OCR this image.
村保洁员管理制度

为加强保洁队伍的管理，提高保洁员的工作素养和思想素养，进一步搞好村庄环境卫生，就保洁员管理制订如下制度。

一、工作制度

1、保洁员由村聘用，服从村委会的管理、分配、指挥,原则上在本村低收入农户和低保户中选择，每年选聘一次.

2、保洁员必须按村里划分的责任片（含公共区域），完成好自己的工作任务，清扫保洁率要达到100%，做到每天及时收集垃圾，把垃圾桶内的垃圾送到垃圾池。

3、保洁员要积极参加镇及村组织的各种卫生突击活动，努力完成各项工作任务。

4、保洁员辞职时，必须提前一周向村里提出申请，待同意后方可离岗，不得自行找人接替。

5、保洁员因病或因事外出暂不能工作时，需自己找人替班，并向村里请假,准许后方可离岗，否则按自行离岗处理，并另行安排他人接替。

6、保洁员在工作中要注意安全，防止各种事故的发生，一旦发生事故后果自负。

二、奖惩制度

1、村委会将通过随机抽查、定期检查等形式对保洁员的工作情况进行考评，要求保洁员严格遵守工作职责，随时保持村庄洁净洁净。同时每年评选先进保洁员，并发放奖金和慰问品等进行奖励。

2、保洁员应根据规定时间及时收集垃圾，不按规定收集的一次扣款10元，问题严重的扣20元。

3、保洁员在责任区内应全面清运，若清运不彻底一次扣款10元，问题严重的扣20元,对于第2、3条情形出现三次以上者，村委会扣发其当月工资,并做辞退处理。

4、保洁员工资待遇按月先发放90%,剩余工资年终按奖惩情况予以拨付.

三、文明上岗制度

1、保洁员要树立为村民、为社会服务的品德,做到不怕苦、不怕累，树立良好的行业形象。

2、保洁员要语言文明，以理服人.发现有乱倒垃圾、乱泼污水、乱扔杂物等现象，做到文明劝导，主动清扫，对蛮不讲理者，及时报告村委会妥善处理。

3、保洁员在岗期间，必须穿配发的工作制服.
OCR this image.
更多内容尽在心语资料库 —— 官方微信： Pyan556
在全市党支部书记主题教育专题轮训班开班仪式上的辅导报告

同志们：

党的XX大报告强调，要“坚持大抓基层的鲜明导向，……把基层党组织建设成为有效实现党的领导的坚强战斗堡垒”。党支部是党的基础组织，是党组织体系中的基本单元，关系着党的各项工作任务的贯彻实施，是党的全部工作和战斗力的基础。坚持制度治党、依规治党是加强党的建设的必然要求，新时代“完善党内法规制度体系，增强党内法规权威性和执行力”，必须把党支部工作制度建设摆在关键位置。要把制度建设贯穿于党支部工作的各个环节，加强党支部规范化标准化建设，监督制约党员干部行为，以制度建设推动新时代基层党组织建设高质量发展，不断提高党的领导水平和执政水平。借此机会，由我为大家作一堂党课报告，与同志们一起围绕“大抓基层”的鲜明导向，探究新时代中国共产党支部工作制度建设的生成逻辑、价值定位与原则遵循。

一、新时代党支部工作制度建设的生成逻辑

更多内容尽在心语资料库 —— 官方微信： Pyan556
....
Your instructions:
Write out all the lines again, exactly as they are.

In response:
OCR this image.
村保洁员管理制度

为加强保洁队伍的管理，提高保洁员的工作素养和思想素养，进一步搞好村庄环境卫生，就保洁员管理制订如下制度。

一、工作制度

1、保洁员由村聘用，服从村委会的管理、分配、指挥,原则上在本村低收入农户和低保户中选择，每年选聘一次.

2、保洁员必须按村里划分的责任片（含公共区域），完成好自己的工作任务，清扫保洁率要达到100%，做到每天及时收集垃圾，把垃圾桶内的垃圾送到垃圾池。

3、保洁员要积极参加镇及村组织的各种卫生突击活动，努力完成各项工作任务。

4、保洁员辞职时，必须提前一周向村里提出申请，待同意后方可离岗，不得自行找人接替。

5、保洁员因病或因事外出暂不能工作时，需自己找人替班，并向村里请假,准许后方可离岗，否则按自行离岗处理，并另行安排他人接替。

6、保洁员在工作中要注意安全，防止各种事故的发生，一旦发生事故后果自负。

二、奖惩制度

1、村委会将通过随机抽查、定期检查等形式对保洁员的工作情况进行考评，要求保洁员严格遵守工作职责，随时保持村庄洁净洁净。同时每年评选先进保洁员，并发放奖金和慰问品等进行奖励。

2、保洁员应根据规定时间及时收集垃圾，不按规定收集的一次扣款10元，问题严重的扣20元。

3、保洁员在责任区内应全面清运，若清运不彻底一次扣款10元，问题严重的扣20元,对于第2、3条情形出现三次以上者，村委会扣发其当月工资,并做辞退处理。

4、保洁员工资待遇按月先发放90%,剩余工资年终按奖惩情况予以拨付.

三、文明上岗制度

1、保洁员要树立为村民、为社会服务的品德,做到不怕苦、不怕累，树立良好的行业形象。

2、保洁员要语言文明，以理服人.发现有乱倒垃圾、乱泼污水、乱扔杂物等现象，做到文明劝导，主动清扫，对蛮不讲理者，及时报告村委会妥善处理。

3、保洁员在岗期间，必须穿配发的工作制服.
OCR this image.
更多内容尽在心语资料库 —— 官方微信： Pyan556
在全市党支部书记主题教育专题轮训班开班仪式上的辅导报告

同志们：

党的XX大报告强调，要“坚持大抓基层的鲜明导向，……把基层党组织建设成为有效实现党的领导的坚强战斗堡垒”。党支部是党的基础组织，是党组织体系中的基本单元，关系着党的各项工作任务的贯彻实施，是党的全部工作和战斗力的基础。坚持制度治党、依规治党是加强党的建设的必然要求，新时代“完善党内法规制度体系，增强党内法规权威性和执行力”，必须把党支部工作制度建设摆在关键位置。要把制度建设贯穿于党支部工作的各个环节，加强党支部规范化标准化建设，监督制约党员干部行为，以制度建设推动新时代基层党组织建设高质量发展，不断提高党的领导水平和执政水平。借此机会，由我为大家作一堂党课报告，与同志们一起围绕“大抓基层”的鲜明导向，探究新时代中国共产党支部工作制度建设的生成逻辑、价值定位与原则遵循。

一、新时代党支部工作制度建设的生成逻辑

更多内容尽在心语资料库 —— 官方微信： Pyan556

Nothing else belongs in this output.